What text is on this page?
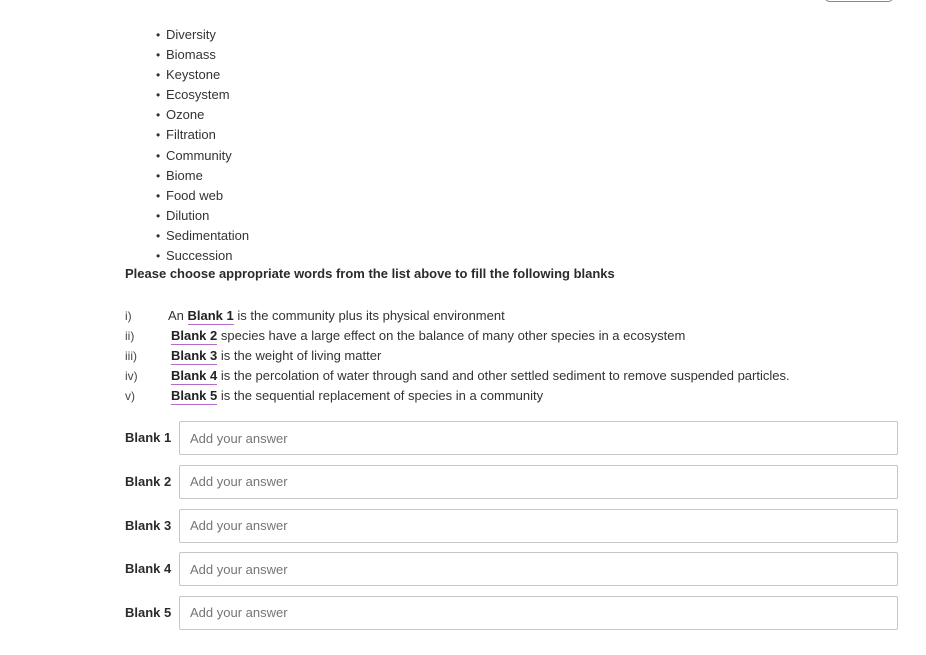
• Diversity
• Biomass
• Keystone
• Ecosystem
• Ozone
• Filtration
• Community
• Biome
• Food web
• Dilution
• Sedimentation
• Succession
Please choose appropriate words from the list above to fill the following blanks
i)	An Blank 1 is the community plus its physical environment
ii)	Blank 2 species have a large effect on the balance of many other species in a ecosystem
iii)	Blank 3 is the weight of living matter
iv)	Blank 4 is the percolation of water through sand and other settled sediment to remove suspended particles.
v)	Blank 5 is the sequential replacement of species in a community
Blank 1
Add your answer
Blank 2
Add your answer
Blank 3
Add your answer
Blank 4
Add your answer
Blank 5
Add your answer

□ □ □

◆ What you are asked to do:
What comes back should match the records exactly, minus any pictures.

◆ Exercise output:
What text is on this page?
• Diversity
• Biomass
• Keystone
• Ecosystem
• Ozone
• Filtration
• Community
• Biome
• Food web
• Dilution
• Sedimentation
• Succession
Please choose appropriate words from the list above to fill the following blanks
i)	An Blank 1 is the community plus its physical environment
ii)	Blank 2 species have a large effect on the balance of many other species in a ecosystem
iii)	Blank 3 is the weight of living matter
iv)	Blank 4 is the percolation of water through sand and other settled sediment to remove suspended particles.
v)	Blank 5 is the sequential replacement of species in a community
Blank 1
Add your answer
Blank 2
Add your answer
Blank 3
Add your answer
Blank 4
Add your answer
Blank 5
Add your answer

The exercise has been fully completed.